---------- AVAILABLE RECORDS ----------

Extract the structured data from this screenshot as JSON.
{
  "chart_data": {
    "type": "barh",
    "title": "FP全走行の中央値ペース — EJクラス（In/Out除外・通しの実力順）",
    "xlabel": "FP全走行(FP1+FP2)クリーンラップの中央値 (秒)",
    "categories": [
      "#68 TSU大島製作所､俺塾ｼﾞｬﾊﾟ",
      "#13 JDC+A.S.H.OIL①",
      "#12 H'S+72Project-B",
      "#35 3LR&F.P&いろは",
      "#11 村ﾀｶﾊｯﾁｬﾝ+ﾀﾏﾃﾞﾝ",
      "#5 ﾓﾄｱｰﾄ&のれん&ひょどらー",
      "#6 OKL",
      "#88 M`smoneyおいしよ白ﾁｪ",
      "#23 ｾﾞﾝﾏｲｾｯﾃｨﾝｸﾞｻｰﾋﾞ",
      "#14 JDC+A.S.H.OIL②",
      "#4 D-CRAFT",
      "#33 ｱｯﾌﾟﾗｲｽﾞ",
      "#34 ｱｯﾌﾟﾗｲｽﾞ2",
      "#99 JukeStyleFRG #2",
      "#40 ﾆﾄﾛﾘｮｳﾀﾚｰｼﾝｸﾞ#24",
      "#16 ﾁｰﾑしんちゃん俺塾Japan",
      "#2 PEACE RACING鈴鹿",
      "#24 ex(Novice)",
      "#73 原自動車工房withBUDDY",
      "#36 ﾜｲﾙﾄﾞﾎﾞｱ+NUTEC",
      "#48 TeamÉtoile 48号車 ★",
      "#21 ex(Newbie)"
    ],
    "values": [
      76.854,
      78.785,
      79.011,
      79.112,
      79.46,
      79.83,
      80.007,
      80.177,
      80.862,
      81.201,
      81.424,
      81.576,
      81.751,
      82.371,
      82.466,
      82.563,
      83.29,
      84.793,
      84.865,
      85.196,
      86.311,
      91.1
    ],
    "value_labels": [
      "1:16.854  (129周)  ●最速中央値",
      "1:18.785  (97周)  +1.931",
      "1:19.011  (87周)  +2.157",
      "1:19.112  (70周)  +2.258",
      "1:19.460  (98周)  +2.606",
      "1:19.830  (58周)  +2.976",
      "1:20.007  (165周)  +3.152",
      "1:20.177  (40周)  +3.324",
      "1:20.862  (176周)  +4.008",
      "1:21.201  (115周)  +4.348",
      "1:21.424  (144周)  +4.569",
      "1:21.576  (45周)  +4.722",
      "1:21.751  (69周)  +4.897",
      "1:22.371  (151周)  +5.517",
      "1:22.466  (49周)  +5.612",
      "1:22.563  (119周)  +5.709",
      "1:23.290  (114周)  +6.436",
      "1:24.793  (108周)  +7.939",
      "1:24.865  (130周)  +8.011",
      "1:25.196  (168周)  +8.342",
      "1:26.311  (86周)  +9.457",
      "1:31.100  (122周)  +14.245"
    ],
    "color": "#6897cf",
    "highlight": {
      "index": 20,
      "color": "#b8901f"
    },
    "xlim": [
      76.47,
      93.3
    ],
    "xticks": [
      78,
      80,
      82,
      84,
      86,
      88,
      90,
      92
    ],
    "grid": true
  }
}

----------

#### WRITTEN INSTRUCTION
Write every line of the material above again, exactly.

#### FULL ANSWER
Extract the structured data from this screenshot as JSON.
{
  "chart_data": {
    "type": "barh",
    "title": "FP全走行の中央値ペース — EJクラス（In/Out除外・通しの実力順）",
    "xlabel": "FP全走行(FP1+FP2)クリーンラップの中央値 (秒)",
    "categories": [
      "#68 TSU大島製作所､俺塾ｼﾞｬﾊﾟ",
      "#13 JDC+A.S.H.OIL①",
      "#12 H'S+72Project-B",
      "#35 3LR&F.P&いろは",
      "#11 村ﾀｶﾊｯﾁｬﾝ+ﾀﾏﾃﾞﾝ",
      "#5 ﾓﾄｱｰﾄ&のれん&ひょどらー",
      "#6 OKL",
      "#88 M`smoneyおいしよ白ﾁｪ",
      "#23 ｾﾞﾝﾏｲｾｯﾃｨﾝｸﾞｻｰﾋﾞ",
      "#14 JDC+A.S.H.OIL②",
      "#4 D-CRAFT",
      "#33 ｱｯﾌﾟﾗｲｽﾞ",
      "#34 ｱｯﾌﾟﾗｲｽﾞ2",
      "#99 JukeStyleFRG #2",
      "#40 ﾆﾄﾛﾘｮｳﾀﾚｰｼﾝｸﾞ#24",
      "#16 ﾁｰﾑしんちゃん俺塾Japan",
      "#2 PEACE RACING鈴鹿",
      "#24 ex(Novice)",
      "#73 原自動車工房withBUDDY",
      "#36 ﾜｲﾙﾄﾞﾎﾞｱ+NUTEC",
      "#48 TeamÉtoile 48号車 ★",
      "#21 ex(Newbie)"
    ],
    "values": [
      76.854,
      78.785,
      79.011,
      79.112,
      79.46,
      79.83,
      80.007,
      80.177,
      80.862,
      81.201,
      81.424,
      81.576,
      81.751,
      82.371,
      82.466,
      82.563,
      83.29,
      84.793,
      84.865,
      85.196,
      86.311,
      91.1
    ],
    "value_labels": [
      "1:16.854  (129周)  ●最速中央値",
      "1:18.785  (97周)  +1.931",
      "1:19.011  (87周)  +2.157",
      "1:19.112  (70周)  +2.258",
      "1:19.460  (98周)  +2.606",
      "1:19.830  (58周)  +2.976",
      "1:20.007  (165周)  +3.152",
      "1:20.177  (40周)  +3.324",
      "1:20.862  (176周)  +4.008",
      "1:21.201  (115周)  +4.348",
      "1:21.424  (144周)  +4.569",
      "1:21.576  (45周)  +4.722",
      "1:21.751  (69周)  +4.897",
      "1:22.371  (151周)  +5.517",
      "1:22.466  (49周)  +5.612",
      "1:22.563  (119周)  +5.709",
      "1:23.290  (114周)  +6.436",
      "1:24.793  (108周)  +7.939",
      "1:24.865  (130周)  +8.011",
      "1:25.196  (168周)  +8.342",
      "1:26.311  (86周)  +9.457",
      "1:31.100  (122周)  +14.245"
    ],
    "color": "#6897cf",
    "highlight": {
      "index": 20,
      "color": "#b8901f"
    },
    "xlim": [
      76.47,
      93.3
    ],
    "xticks": [
      78,
      80,
      82,
      84,
      86,
      88,
      90,
      92
    ],
    "grid": true
  }
}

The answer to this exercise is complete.